--- start Material ---
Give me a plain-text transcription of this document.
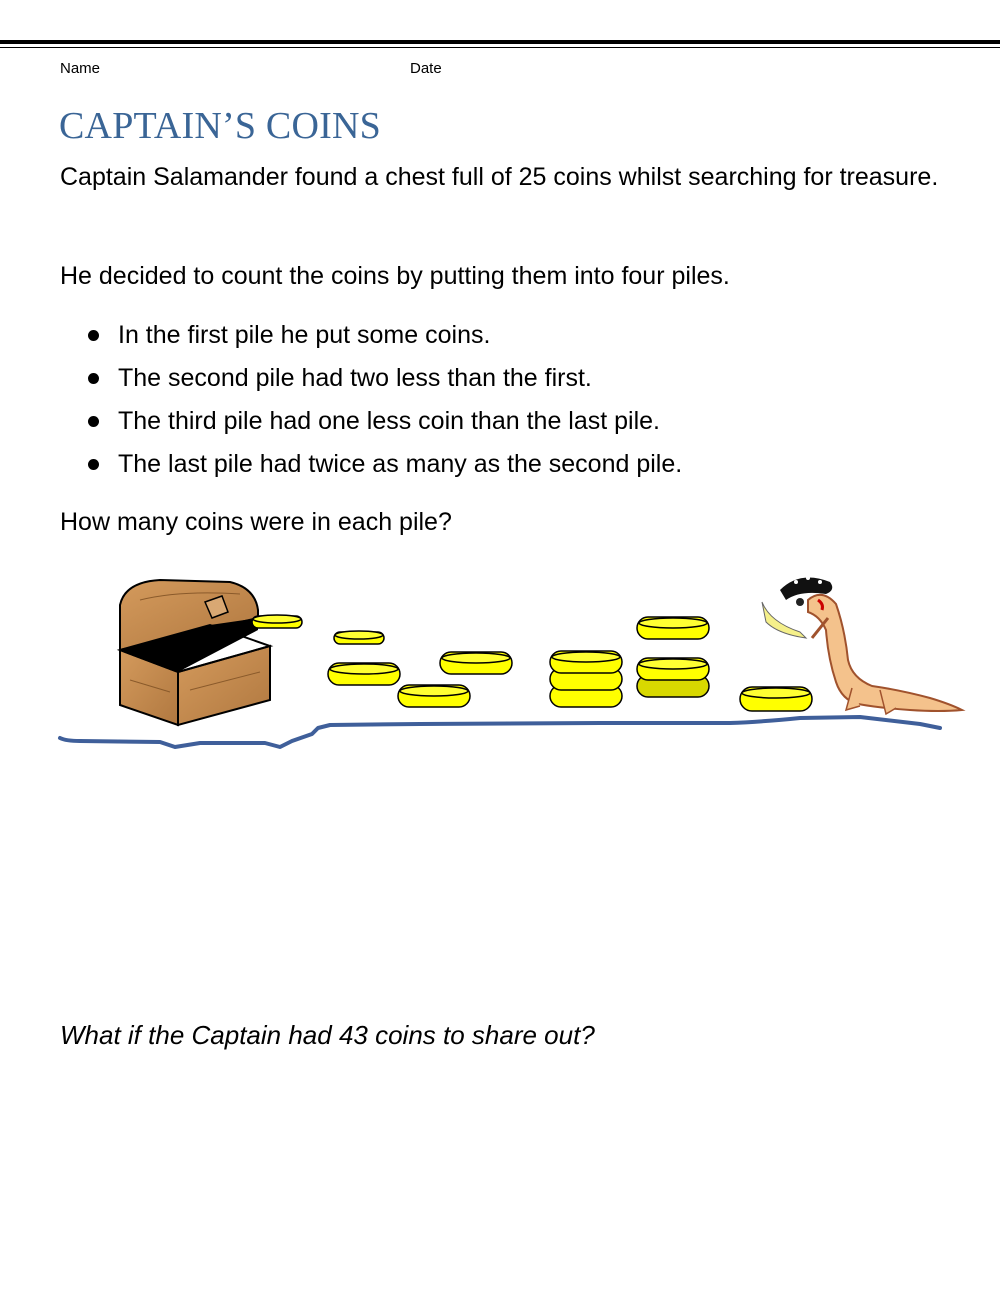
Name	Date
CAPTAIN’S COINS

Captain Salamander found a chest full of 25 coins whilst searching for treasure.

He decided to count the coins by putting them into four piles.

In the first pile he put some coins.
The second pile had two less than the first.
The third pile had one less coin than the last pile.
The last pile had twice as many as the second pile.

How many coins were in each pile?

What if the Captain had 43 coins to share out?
--- end Material ---
Prompt: Every line of the data should be copied as it stands, without the images.

Complete output:
Give me a plain-text transcription of this document.
Name	Date
CAPTAIN’S COINS

Captain Salamander found a chest full of 25 coins whilst searching for treasure.

He decided to count the coins by putting them into four piles.

In the first pile he put some coins.
The second pile had two less than the first.
The third pile had one less coin than the last pile.
The last pile had twice as many as the second pile.

How many coins were in each pile?

What if the Captain had 43 coins to share out?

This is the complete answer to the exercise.